*SHORT EXERCISE A*.
According to the Sweeney and Symes biographical entries, why did Symes need to employ other solicitors? Answer in one to three sentences.
*SHORT EXERCISE B*.
Proceed with the Sweeney and Symes biographical entries, picking up from their final sentence.

*DOCUMENT PASSAGE*.
◆ ◆ ◆ ◆
During 1945–46 Sweeney undertook several extensive patrols in the Mount Singleton and Vaughan Springs
area northwest of Alice Springs and recommended the establishment of an Aboriginal settlement at Yuendumu.
In May 1951, he was appointed District Superintendent of the Native Affairs Branch, northern division.
In March 1955, he became Public Relations Officer and Census Officer in time for the first comprehensive census
of Northern Territory Aborigines.
Following retirement in 1957 and after the death of his first wife, he worked for a few years as a volunteer on
the Methodist (Uniting Church) missions. In 1960, he married Sister Cathie Langdon, the nurse at Elcho Island.
After thirty-five years in the Northern Territory, he went to Adelaide to be near his family and died at Resthaven,
Paradise on 25 September 1984, aged 87 years.
Gordon Sweeney, personal letters to author; Sweeney’s reports, NTA; Mrs Cathie Sweeney, letters to author.
ELLEN KETTLE, Vol 1.
SYMES, JOHN JOSEPH (c1855–1915), solicitor, was born at Bridgport, Dorset, England. After formal legal
training, he was admitted as a solicitor in the Inner Temple in London. He came to Australia while a comparatively
young man and at the suggestion of the Chief Justice of South Australia, Sir Samuel Way, entered the office of
Mann, Thornton & Hay of Adelaide. After a few years’ practice in Adelaide, where he gained an insight into
Australian practice and procedure, Symes came to Darwin (then Palmerston) in 1887 where he conducted a highly
successful practice from his arrival until the time of his death, some 28 years later.
He brought with him a retainer from the Millar Brothers who were then constructing the Palmerston to
Pine Creek railway. Business at that time was brisk. The Chinese were getting gold. English companies were being
floated and capital for the building of the railway was flowing freely. Briefs were plentiful and it was common
knowledge that to Symes fell most of the best side of legal practice in Darwin. He had retainers from the banks,
the leading business houses, the district council and the pastoralists. He also acted as attorney for a large number
of absentee landowners, among whom was Sir William Vestey for whom he held a Power of Attorney. He was
so well regarded as a negotiator that many disputes never reached the courts. So much work came his way that he
needed to employ other solicitors; D A Roberts and R I D Mallam, who went on to become Northern Territory
judges. Symes prospered and his office had a typewriter by October 1895, probably the first in the Northern
Territory, its presence undoubtedly indicative of the volume of work he undertook.
◆ ◆ ◆ ◆
*Element region listings*.

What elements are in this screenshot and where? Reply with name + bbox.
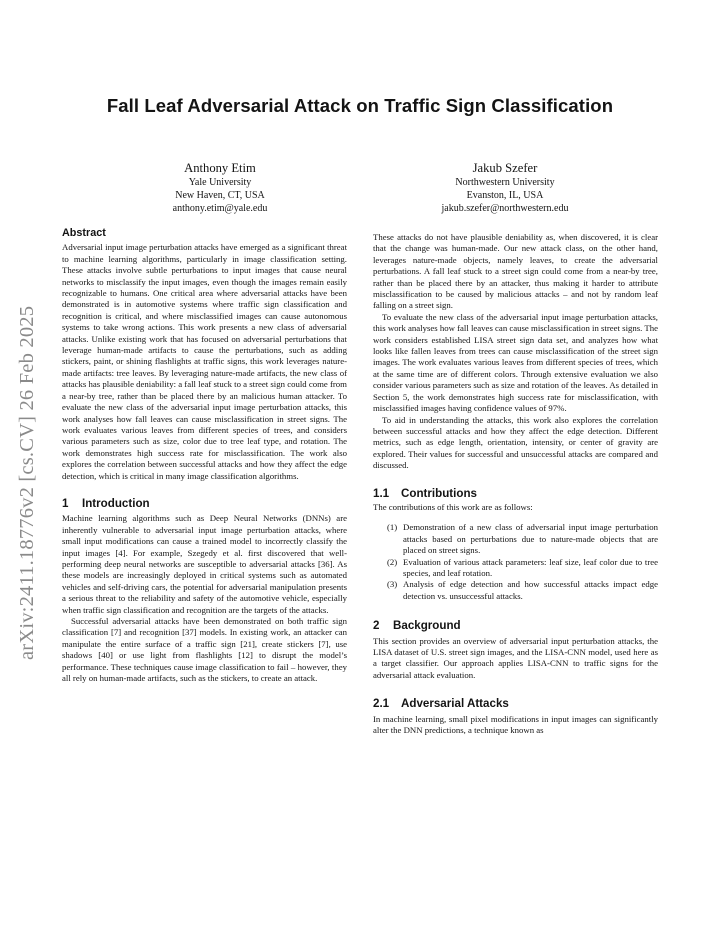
list-item [373,522,658,556]
list-item-text: Evaluation of various attack parameters: leaf size, leaf color due to tree species, and leaf rotation. [403,556,658,578]
author-affiliation: Northwestern University [455,177,555,188]
section-number: 1.1 [373,486,390,500]
section-number: 2 [373,619,380,633]
contributions-list [373,522,658,602]
background-text: This section provides an overview of adversarial input perturbation attacks, the LISA dataset of U.S. street sign images, and the LISA-CNN model, used here as a target classifier. Our approach applies LISA-CNN to traffic signs for the adversarial attack evaluation. [373,635,658,680]
intro-paragraph-2: Successful adversarial attacks have been demonstrated on both traffic sign classification [7] and recognition [37] models. In existing work, an attacker can manipulate the entire surface of a traffic sign [21], create stickers [7], use shadows [40] or use light from flashlights [12] to disrupt the model’s performance. These techniques cause image classification to fail – however, they all rely on human-made artifacts, such as the stickers, to create an attack. [62,616,347,684]
author-name: Jakub Szefer [472,161,538,175]
abstract-heading: Abstract [62,227,106,239]
list-marker: (2) [387,556,398,567]
list-marker: (1) [387,522,398,533]
section-title: Introduction [82,496,150,510]
paper-title: Fall Leaf Adversarial Attack on Traffic Sign Classification [106,95,614,116]
author-block-2 [405,160,605,215]
right-column [373,232,658,736]
body-paragraph-1: These attacks do not have plausible deniability as, when discovered, it is clear that the change was human-made. Our new attack class, on the other hand, leverages nature-made objects, namely leaves, to create the adversarial perturbations. A fall leaf stuck to a street sign could come from a near-by tree, rather than be placed there by an attacker, thus making it harder to attribute misclassification to be caused by malicious attacks – and not by random leaf falling on a street sign. [373,232,658,311]
adversarial-attacks-text: In machine learning, small pixel modifications in input images can significantly alter the DNN predictions, a technique known as [373,713,658,736]
author-location: Evanston, IL, USA [466,190,544,201]
author-name: Anthony Etim [184,161,256,175]
left-column [62,228,347,684]
section-heading-contributions [373,488,658,499]
arxiv-identifier: arXiv:2411.18776v2 [cs.CV] 26 Feb 2025 [16,305,38,660]
list-item [373,579,658,602]
contributions-intro: The contributions of this work are as follows: [373,501,533,512]
author-location: New Haven, CT, USA [175,190,265,201]
intro-paragraph-1: Machine learning algorithms such as Deep Neural Networks (DNNs) are inherently vulnerable to adversarial input image perturbation attacks, where small input modifications can cause a trained model to incorrectly classify the input images [4]. For example, Szegedy et al. first discovered that well-performing deep neural networks are susceptible to adversarial attacks [36]. As these models are increasingly deployed in critical systems such as automated vehicles and self-driving cars, the potential for adversarial manipulation presents a serious threat to the reliability and safety of the automotive vehicle, especially when traffic sign classification and recognition are the targets of the attacks. [62,513,347,615]
section-title: Background [393,619,461,633]
section-title: Adversarial Attacks [401,697,509,711]
section-number: 2.1 [373,697,390,711]
section-heading-introduction [62,498,347,509]
abstract-text: Adversarial input image perturbation attacks have emerged as a significant threat to machine learning algorithms, particularly in image classification setting. These attacks involve subtle perturbations to input images that cause neural networks to misclassify the input images, even though the images remain easily recognizable to humans. One critical area where adversarial attacks have been demonstrated is in automotive systems where traffic sign classification and recognition is critical, and where misclassified images can cause autonomous systems to take wrong actions. This work presents a new class of adversarial attacks. Unlike existing work that has focused on adversarial perturbations that leverage human-made artifacts to cause the perturbations, such as adding stickers, paint, or shining flashlights at traffic signs, this work leverages nature-made artifacts: tree leaves. By leveraging nature-made artifacts, the new class of attacks has plausible deniability: a fall leaf stuck to a street sign could come from a near-by tree, rather than be placed there by an malicious human attacker. To evaluate the new class of the adversarial input image perturbation attacks, this work analyses how fall leaves can cause misclassification in street signs. The work evaluates various leaves from different species of trees, and considers various parameters such as size, color due to tree leaf type, and rotation. The work demonstrates high success rate for misclassification. The work also explores the correlation between successful attacks and how they affect the edge detection, which is critical in many image classification algorithms. [62,242,347,481]
list-item-text: Analysis of edge detection and how successful attacks impact edge detection vs. unsuccessful attacks. [403,579,658,601]
section-heading-background [373,620,658,631]
section-number: 1 [62,496,69,510]
body-paragraph-2: To evaluate the new class of the adversarial input image perturbation attacks, this work analyses how fall leaves can cause misclassification in street signs. The work considers established LISA street sign data set, and analyzes how what looks like fallen leaves from trees can cause misclassification of the street sign images. The work evaluates various leaves from different species of trees, which at the same time are of different colors. Through extensive evaluation we also consider various parameters such as size and rotation of the leaves. As detailed in Section 5, the work demonstrates high success rate for misclassification, with misclassified images having confidence values of 97%. [373,311,658,414]
list-item-text: Demonstration of a new class of adversarial input image perturbation attacks based on perturbations due to nature-made objects that are placed on street signs. [403,522,658,556]
section-title: Contributions [401,486,477,500]
list-item [373,557,658,580]
list-marker: (3) [387,579,398,590]
body-paragraph-3: To aid in understanding the attacks, this work also explores the correlation between successful attacks and how they affect the edge detection. Different metrics, such as edge length, orientation, intensity, or center of gravity are explored. Their values for successful and unsuccessful attacks are compared and discussed. [373,414,658,471]
author-affiliation: Yale University [188,177,252,188]
author-email: jakub.szefer@northwestern.edu [441,203,569,214]
author-email: anthony.etim@yale.edu [172,203,268,214]
section-heading-adversarial-attacks [373,698,658,709]
author-block-1 [120,160,320,215]
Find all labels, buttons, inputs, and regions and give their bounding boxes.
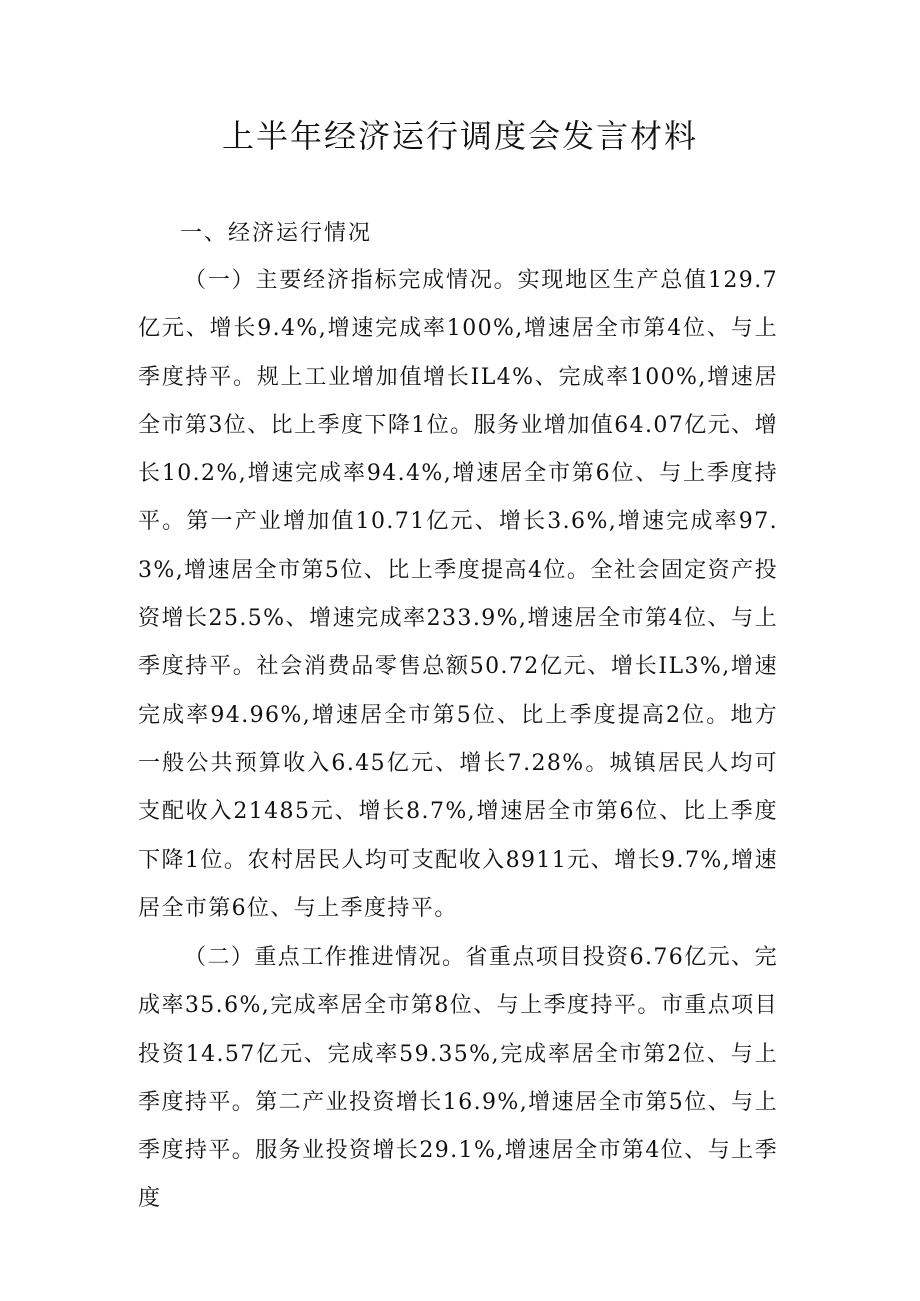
document-title: 上半年经济运行调度会发言材料 <box>221 117 698 155</box>
paragraph-key-work: （二）重点工作推进情况。省重点项目投资6.76亿元、完成率35.6%,完成率居全市第8位、与上季度持平。市重点项目投资14.57亿元、完成率59.35%,完成率居全市第2位、与上季度持平。第二产业投资增长16.9%,增速居全市第5位、与上季度持平。服务业投资增长29.1%,增速居全市第4位、与上季度 <box>138 945 778 1212</box>
section-heading: 一、经济运行情况 <box>180 221 373 246</box>
paragraph-main-indicators: （一）主要经济指标完成情况。实现地区生产总值129.7亿元、增长9.4%,增速完成率100%,增速居全市第4位、与上季度持平。规上工业增加值增长IL4%、完成率100%,增速居全市第3位、比上季度下降1位。服务业增加值64.07亿元、增长10.2%,增速完成率94.4%,增速居全市第6位、与上季度持平。第一产业增加值10.71亿元、增长3.6%,增速完成率97.3%,增速居全市第5位、比上季度提高4位。全社会固定资产投资增长25.5%、增速完成率233.9%,增速居全市第4位、与上季度持平。社会消费品零售总额50.72亿元、增长IL3%,增速完成率94.96%,增速居全市第5位、比上季度提高2位。地方一般公共预算收入6.45亿元、增长7.28%。城镇居民人均可支配收入21485元、增长8.7%,增速居全市第6位、比上季度下降1位。农村居民人均可支配收入8911元、增长9.7%,增速居全市第6位、与上季度持平。 <box>138 268 778 921</box>
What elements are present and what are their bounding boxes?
◆ ◆ ◆ ◆
*FINAL RESULT A*.
Symes needed to employ other solicitors because so much work came his way. He held retainers from the banks, the leading business houses, the district council and the pastoralists, and he acted as attorney for many absentee landowners.

*FINAL RESULT B*.
It was said of him that he was an ‘omniverous reader’ with an excellent memory. He also had an extensive
knowledge of the Territory and possessed an ‘inexhaustible fund of interesting reminiscences’ of early events.
He died on 6 January 1915, aged 59 after some years of indifferent health, an epidemic of dengue fever
having delivered the coup de grace. He never married and left his considerable estate of 8 250 Pounds to his sister
Evangeline Olivia Symes in England. In his will, he directed that his jugular vein and carotid artery were to be
cut ‘due to the expedition with which bodies are buried and the consequent danger of persons being buried alive’.
He wanted to be cremated but that was not possible in the Darwin of the day and he was buried in the Goyder Road
cemetery according to the rites of the Anglican Church. A headstone now marks the grave. As his obituary writer
noted, ‘It is not much to say that no man has exercised a more profound influence in affairs in this Territory than
the late Mr J J Symes and that influence was thrown solely on the side of integrity, justice and the minimising of
difficulties by bringing the disputing parties to a mutual and conciliatory understanding’.
Northern Territory Archives E96/35, NTRS 790/6674; Northern Territory Times and Gazette, 14 January 1915.
HELEN J WILSON, Vol 3.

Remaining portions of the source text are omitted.